**Set exercise**
Scan the records for the word "следующие". Copy each line that includes it.

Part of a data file
* * * * *

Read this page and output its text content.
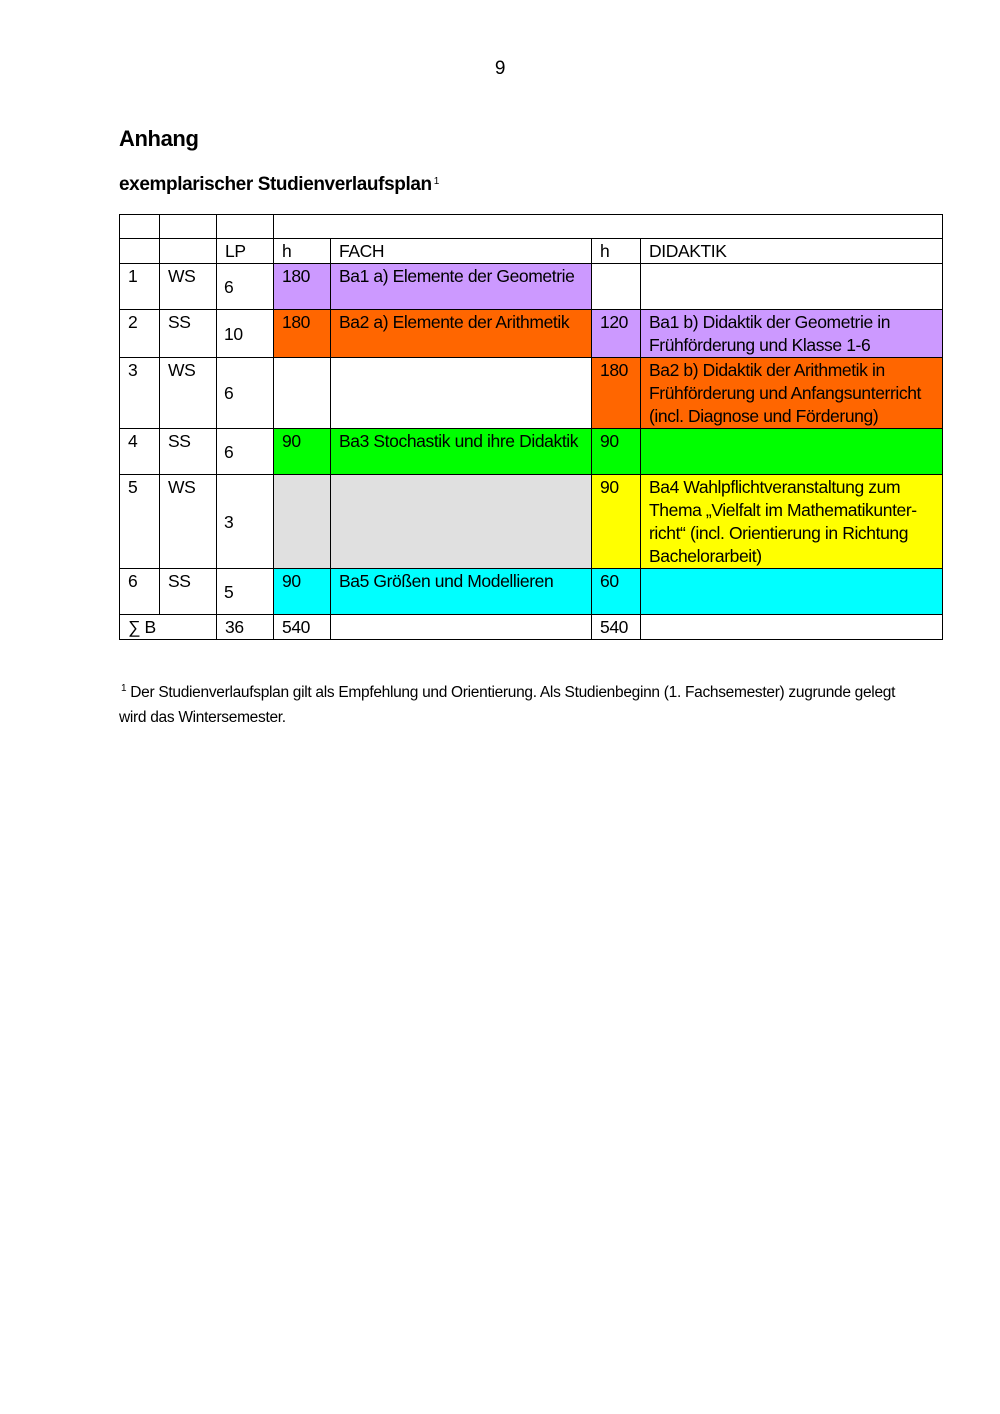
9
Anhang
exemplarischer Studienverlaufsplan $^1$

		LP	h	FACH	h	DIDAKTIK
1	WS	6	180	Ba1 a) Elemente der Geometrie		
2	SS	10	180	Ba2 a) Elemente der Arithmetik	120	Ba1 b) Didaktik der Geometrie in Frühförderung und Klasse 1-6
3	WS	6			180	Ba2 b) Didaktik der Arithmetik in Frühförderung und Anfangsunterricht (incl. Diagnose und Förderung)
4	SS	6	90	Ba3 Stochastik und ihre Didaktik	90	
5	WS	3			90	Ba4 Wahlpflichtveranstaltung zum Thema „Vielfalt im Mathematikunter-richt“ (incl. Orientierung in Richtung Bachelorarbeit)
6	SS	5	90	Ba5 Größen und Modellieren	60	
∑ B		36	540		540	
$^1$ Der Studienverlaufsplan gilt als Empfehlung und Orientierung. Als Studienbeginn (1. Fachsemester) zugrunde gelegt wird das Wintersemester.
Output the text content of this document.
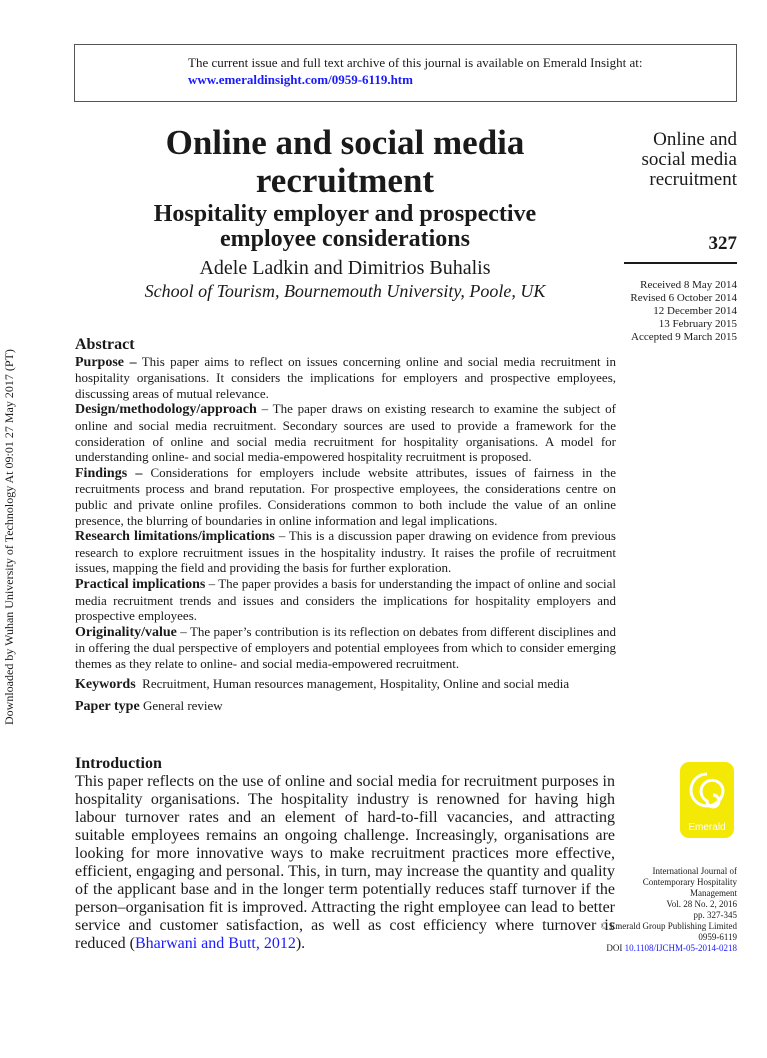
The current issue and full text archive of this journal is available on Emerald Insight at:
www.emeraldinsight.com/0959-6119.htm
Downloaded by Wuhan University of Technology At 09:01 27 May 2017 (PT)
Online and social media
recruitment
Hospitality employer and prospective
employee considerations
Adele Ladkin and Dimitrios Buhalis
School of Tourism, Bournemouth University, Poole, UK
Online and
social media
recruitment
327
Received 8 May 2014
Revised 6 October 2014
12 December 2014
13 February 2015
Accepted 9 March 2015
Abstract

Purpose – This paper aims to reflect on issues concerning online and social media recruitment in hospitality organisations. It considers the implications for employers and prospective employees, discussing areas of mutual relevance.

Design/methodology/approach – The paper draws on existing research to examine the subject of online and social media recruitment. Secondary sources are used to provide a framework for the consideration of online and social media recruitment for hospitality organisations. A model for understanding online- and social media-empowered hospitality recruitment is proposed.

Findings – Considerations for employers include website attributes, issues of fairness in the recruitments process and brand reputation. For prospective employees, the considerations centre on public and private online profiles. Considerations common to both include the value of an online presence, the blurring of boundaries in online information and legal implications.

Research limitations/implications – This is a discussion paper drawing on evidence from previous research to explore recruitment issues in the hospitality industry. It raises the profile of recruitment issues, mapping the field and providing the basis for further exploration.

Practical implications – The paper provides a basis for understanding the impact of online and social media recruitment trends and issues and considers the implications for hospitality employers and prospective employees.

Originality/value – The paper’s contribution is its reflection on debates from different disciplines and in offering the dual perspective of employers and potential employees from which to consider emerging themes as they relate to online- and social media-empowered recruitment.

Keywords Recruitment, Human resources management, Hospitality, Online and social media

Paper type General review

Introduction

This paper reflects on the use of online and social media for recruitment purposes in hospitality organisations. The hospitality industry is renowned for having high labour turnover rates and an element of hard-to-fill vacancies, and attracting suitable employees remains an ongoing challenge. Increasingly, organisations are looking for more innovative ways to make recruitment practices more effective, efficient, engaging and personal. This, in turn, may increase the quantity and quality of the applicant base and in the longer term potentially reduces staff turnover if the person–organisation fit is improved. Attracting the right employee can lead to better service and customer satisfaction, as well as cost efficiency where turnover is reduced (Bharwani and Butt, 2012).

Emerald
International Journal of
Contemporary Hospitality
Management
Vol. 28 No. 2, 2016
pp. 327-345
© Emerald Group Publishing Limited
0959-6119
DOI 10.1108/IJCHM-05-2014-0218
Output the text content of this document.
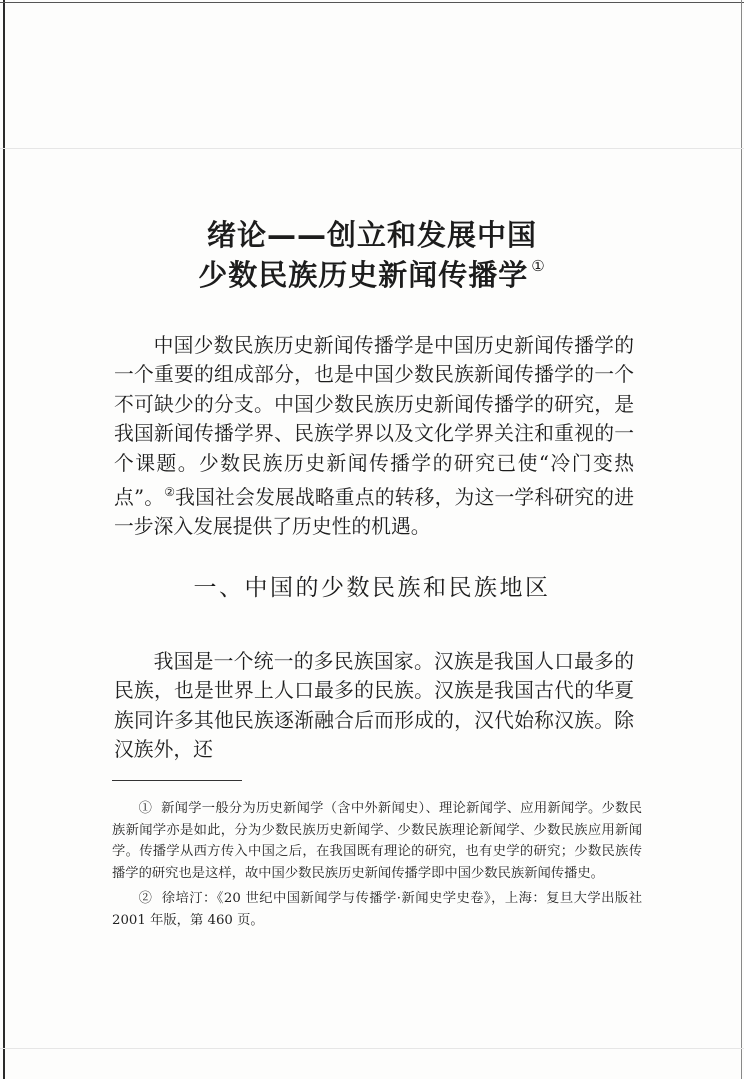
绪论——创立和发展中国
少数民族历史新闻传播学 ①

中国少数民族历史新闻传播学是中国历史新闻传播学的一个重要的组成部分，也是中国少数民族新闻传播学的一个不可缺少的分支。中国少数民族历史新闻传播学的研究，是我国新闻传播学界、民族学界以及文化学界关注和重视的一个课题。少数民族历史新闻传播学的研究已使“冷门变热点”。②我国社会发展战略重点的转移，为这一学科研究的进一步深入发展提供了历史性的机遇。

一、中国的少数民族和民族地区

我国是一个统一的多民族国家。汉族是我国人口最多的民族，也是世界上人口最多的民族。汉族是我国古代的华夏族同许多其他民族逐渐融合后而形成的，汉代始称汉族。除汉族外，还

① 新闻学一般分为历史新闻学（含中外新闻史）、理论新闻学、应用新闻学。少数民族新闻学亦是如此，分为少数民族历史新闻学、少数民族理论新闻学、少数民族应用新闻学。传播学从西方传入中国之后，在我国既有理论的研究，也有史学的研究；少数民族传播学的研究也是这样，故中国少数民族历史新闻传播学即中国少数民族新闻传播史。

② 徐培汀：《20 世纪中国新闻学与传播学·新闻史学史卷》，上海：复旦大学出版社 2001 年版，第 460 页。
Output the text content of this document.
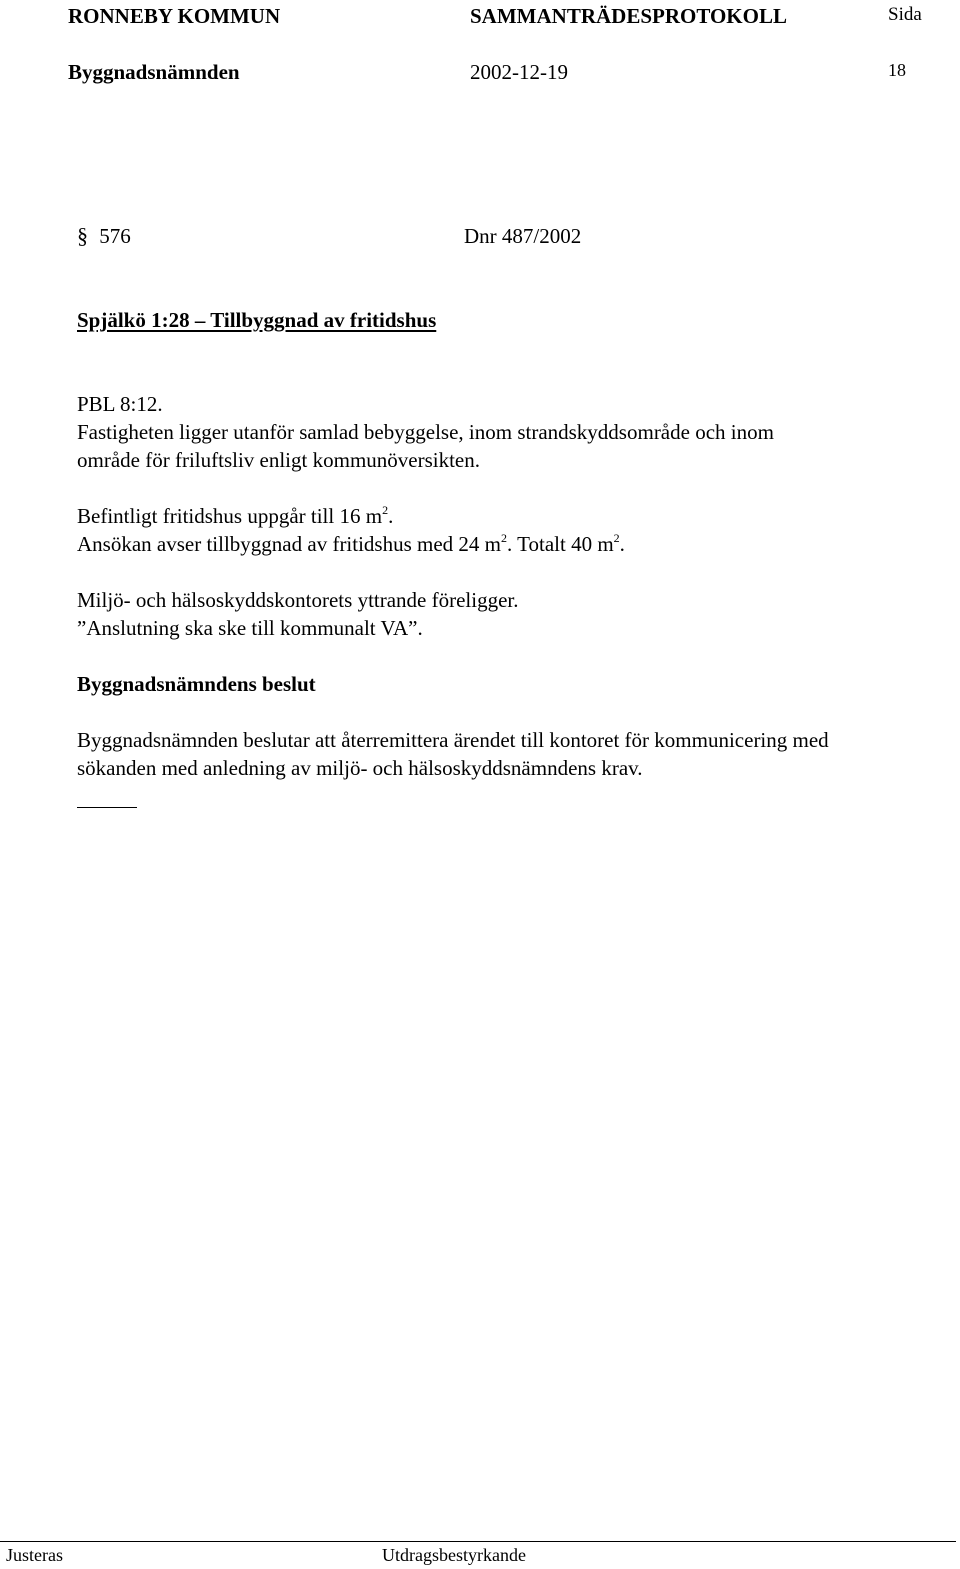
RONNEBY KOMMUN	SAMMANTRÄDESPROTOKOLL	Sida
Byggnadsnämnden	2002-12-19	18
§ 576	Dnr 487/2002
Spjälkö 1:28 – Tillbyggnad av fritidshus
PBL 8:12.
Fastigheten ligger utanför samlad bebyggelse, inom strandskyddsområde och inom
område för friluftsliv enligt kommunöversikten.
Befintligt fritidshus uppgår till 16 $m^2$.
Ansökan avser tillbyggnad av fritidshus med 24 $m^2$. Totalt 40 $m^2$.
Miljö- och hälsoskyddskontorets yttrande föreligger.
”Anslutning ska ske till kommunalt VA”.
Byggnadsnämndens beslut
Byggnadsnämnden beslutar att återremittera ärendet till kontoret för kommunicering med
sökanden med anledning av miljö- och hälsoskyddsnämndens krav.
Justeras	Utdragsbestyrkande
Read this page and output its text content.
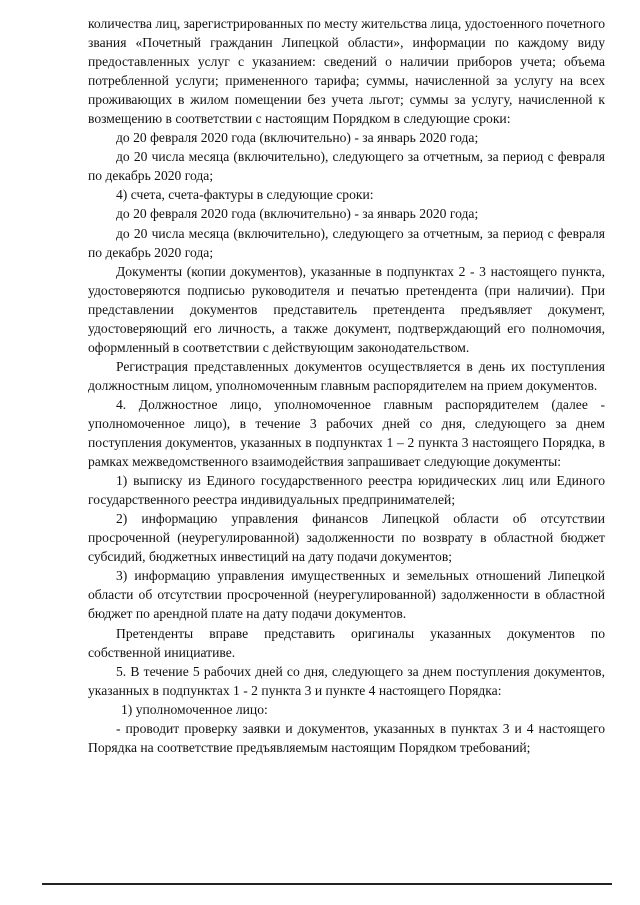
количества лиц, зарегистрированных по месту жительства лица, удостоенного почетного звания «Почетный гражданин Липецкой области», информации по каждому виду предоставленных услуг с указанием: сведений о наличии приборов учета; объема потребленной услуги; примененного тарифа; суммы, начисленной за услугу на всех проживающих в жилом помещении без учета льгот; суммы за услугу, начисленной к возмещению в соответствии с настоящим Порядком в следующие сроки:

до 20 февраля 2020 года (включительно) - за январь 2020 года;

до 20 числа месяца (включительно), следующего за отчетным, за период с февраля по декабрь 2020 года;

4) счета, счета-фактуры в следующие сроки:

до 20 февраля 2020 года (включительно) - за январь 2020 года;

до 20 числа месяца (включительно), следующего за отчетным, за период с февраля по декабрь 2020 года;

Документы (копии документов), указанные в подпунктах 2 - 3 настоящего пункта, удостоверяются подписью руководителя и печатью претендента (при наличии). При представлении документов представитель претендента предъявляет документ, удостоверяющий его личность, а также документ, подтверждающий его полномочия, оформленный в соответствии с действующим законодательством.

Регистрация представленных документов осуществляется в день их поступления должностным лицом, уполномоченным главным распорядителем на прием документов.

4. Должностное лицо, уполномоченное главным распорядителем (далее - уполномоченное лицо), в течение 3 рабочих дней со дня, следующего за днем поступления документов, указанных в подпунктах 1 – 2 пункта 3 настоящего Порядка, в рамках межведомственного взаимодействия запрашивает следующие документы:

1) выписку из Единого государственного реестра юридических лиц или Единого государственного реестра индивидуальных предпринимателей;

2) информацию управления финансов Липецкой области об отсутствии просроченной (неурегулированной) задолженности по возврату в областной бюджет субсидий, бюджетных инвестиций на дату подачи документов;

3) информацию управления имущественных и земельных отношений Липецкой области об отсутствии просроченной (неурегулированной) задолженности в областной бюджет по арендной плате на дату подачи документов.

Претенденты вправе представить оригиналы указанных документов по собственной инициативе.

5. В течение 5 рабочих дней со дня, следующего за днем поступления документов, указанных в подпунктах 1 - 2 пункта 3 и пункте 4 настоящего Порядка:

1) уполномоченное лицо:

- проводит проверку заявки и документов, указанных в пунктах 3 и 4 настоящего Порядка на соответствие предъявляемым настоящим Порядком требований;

* * * * *

**Output of the exercise**
количества лиц, зарегистрированных по месту жительства лица, удостоенного почетного звания «Почетный гражданин Липецкой области», информации по каждому виду предоставленных услуг с указанием: сведений о наличии приборов учета; объема потребленной услуги; примененного тарифа; суммы, начисленной за услугу на всех проживающих в жилом помещении без учета льгот; суммы за услугу, начисленной к возмещению в соответствии с настоящим Порядком в следующие сроки:
4) счета, счета-фактуры в следующие сроки:
4. Должностное лицо, уполномоченное главным распорядителем (далее - уполномоченное лицо), в течение 3 рабочих дней со дня, следующего за днем поступления документов, указанных в подпунктах 1 – 2 пункта 3 настоящего Порядка, в рамках межведомственного взаимодействия запрашивает следующие документы:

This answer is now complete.